**** Input records

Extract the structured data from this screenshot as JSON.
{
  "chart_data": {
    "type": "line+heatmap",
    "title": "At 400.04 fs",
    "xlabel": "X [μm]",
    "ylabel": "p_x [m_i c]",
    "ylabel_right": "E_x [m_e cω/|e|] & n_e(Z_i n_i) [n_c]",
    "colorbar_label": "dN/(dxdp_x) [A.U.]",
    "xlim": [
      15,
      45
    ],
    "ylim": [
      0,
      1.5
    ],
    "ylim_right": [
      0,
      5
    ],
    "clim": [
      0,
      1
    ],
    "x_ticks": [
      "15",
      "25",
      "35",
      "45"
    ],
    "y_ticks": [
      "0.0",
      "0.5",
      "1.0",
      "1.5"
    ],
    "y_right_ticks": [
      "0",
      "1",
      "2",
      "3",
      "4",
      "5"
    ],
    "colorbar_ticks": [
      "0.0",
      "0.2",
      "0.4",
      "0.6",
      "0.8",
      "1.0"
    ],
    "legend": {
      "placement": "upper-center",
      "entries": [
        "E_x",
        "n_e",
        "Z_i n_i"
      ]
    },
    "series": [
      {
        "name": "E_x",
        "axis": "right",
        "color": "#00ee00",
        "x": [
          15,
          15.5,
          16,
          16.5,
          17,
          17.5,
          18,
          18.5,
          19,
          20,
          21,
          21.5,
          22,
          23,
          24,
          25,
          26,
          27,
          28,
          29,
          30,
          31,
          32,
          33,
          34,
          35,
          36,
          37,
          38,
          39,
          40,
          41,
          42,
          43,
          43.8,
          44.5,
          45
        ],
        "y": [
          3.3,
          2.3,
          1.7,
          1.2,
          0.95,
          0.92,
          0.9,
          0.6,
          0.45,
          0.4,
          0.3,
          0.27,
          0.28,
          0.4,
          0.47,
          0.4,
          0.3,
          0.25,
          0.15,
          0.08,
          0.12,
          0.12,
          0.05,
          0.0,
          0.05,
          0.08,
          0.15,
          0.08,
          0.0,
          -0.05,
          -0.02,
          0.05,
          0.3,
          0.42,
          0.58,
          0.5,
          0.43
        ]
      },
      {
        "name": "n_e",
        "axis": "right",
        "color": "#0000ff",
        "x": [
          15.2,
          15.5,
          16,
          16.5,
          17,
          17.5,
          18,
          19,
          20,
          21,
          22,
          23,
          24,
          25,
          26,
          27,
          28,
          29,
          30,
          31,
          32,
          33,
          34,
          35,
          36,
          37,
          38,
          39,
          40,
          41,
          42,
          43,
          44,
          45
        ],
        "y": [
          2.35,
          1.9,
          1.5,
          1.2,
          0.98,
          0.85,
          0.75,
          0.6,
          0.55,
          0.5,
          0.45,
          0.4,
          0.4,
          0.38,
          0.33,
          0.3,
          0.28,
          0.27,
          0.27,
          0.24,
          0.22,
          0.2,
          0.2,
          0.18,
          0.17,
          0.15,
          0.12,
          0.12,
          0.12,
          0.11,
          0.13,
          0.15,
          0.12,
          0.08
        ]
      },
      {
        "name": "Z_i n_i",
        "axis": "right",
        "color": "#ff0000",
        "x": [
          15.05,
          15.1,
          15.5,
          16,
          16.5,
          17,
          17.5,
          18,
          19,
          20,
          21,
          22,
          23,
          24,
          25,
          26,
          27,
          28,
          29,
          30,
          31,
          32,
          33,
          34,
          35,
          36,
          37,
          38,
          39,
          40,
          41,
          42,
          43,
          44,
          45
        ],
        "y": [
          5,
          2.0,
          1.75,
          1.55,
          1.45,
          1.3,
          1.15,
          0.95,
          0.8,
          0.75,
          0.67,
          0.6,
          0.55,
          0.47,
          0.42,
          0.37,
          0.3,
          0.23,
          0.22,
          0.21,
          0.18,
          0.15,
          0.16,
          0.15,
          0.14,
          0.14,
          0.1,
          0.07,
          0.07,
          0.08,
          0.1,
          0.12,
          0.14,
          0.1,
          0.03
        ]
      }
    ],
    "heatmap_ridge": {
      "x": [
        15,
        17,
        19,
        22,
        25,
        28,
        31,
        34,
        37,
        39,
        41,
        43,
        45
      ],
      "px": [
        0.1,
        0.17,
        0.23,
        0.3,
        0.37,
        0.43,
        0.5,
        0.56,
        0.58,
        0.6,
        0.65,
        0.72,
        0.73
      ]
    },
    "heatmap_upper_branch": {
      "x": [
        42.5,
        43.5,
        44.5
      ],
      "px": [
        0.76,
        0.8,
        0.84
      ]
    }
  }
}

********

▶ **Exercise description**
Repeat the data precisely, line by line.

▶ **Written response**
Extract the structured data from this screenshot as JSON.
{
  "chart_data": {
    "type": "line+heatmap",
    "title": "At 400.04 fs",
    "xlabel": "X [μm]",
    "ylabel": "p_x [m_i c]",
    "ylabel_right": "E_x [m_e cω/|e|] & n_e(Z_i n_i) [n_c]",
    "colorbar_label": "dN/(dxdp_x) [A.U.]",
    "xlim": [
      15,
      45
    ],
    "ylim": [
      0,
      1.5
    ],
    "ylim_right": [
      0,
      5
    ],
    "clim": [
      0,
      1
    ],
    "x_ticks": [
      "15",
      "25",
      "35",
      "45"
    ],
    "y_ticks": [
      "0.0",
      "0.5",
      "1.0",
      "1.5"
    ],
    "y_right_ticks": [
      "0",
      "1",
      "2",
      "3",
      "4",
      "5"
    ],
    "colorbar_ticks": [
      "0.0",
      "0.2",
      "0.4",
      "0.6",
      "0.8",
      "1.0"
    ],
    "legend": {
      "placement": "upper-center",
      "entries": [
        "E_x",
        "n_e",
        "Z_i n_i"
      ]
    },
    "series": [
      {
        "name": "E_x",
        "axis": "right",
        "color": "#00ee00",
        "x": [
          15,
          15.5,
          16,
          16.5,
          17,
          17.5,
          18,
          18.5,
          19,
          20,
          21,
          21.5,
          22,
          23,
          24,
          25,
          26,
          27,
          28,
          29,
          30,
          31,
          32,
          33,
          34,
          35,
          36,
          37,
          38,
          39,
          40,
          41,
          42,
          43,
          43.8,
          44.5,
          45
        ],
        "y": [
          3.3,
          2.3,
          1.7,
          1.2,
          0.95,
          0.92,
          0.9,
          0.6,
          0.45,
          0.4,
          0.3,
          0.27,
          0.28,
          0.4,
          0.47,
          0.4,
          0.3,
          0.25,
          0.15,
          0.08,
          0.12,
          0.12,
          0.05,
          0.0,
          0.05,
          0.08,
          0.15,
          0.08,
          0.0,
          -0.05,
          -0.02,
          0.05,
          0.3,
          0.42,
          0.58,
          0.5,
          0.43
        ]
      },
      {
        "name": "n_e",
        "axis": "right",
        "color": "#0000ff",
        "x": [
          15.2,
          15.5,
          16,
          16.5,
          17,
          17.5,
          18,
          19,
          20,
          21,
          22,
          23,
          24,
          25,
          26,
          27,
          28,
          29,
          30,
          31,
          32,
          33,
          34,
          35,
          36,
          37,
          38,
          39,
          40,
          41,
          42,
          43,
          44,
          45
        ],
        "y": [
          2.35,
          1.9,
          1.5,
          1.2,
          0.98,
          0.85,
          0.75,
          0.6,
          0.55,
          0.5,
          0.45,
          0.4,
          0.4,
          0.38,
          0.33,
          0.3,
          0.28,
          0.27,
          0.27,
          0.24,
          0.22,
          0.2,
          0.2,
          0.18,
          0.17,
          0.15,
          0.12,
          0.12,
          0.12,
          0.11,
          0.13,
          0.15,
          0.12,
          0.08
        ]
      },
      {
        "name": "Z_i n_i",
        "axis": "right",
        "color": "#ff0000",
        "x": [
          15.05,
          15.1,
          15.5,
          16,
          16.5,
          17,
          17.5,
          18,
          19,
          20,
          21,
          22,
          23,
          24,
          25,
          26,
          27,
          28,
          29,
          30,
          31,
          32,
          33,
          34,
          35,
          36,
          37,
          38,
          39,
          40,
          41,
          42,
          43,
          44,
          45
        ],
        "y": [
          5,
          2.0,
          1.75,
          1.55,
          1.45,
          1.3,
          1.15,
          0.95,
          0.8,
          0.75,
          0.67,
          0.6,
          0.55,
          0.47,
          0.42,
          0.37,
          0.3,
          0.23,
          0.22,
          0.21,
          0.18,
          0.15,
          0.16,
          0.15,
          0.14,
          0.14,
          0.1,
          0.07,
          0.07,
          0.08,
          0.1,
          0.12,
          0.14,
          0.1,
          0.03
        ]
      }
    ],
    "heatmap_ridge": {
      "x": [
        15,
        17,
        19,
        22,
        25,
        28,
        31,
        34,
        37,
        39,
        41,
        43,
        45
      ],
      "px": [
        0.1,
        0.17,
        0.23,
        0.3,
        0.37,
        0.43,
        0.5,
        0.56,
        0.58,
        0.6,
        0.65,
        0.72,
        0.73
      ]
    },
    "heatmap_upper_branch": {
      "x": [
        42.5,
        43.5,
        44.5
      ],
      "px": [
        0.76,
        0.8,
        0.84
      ]
    }
  }
}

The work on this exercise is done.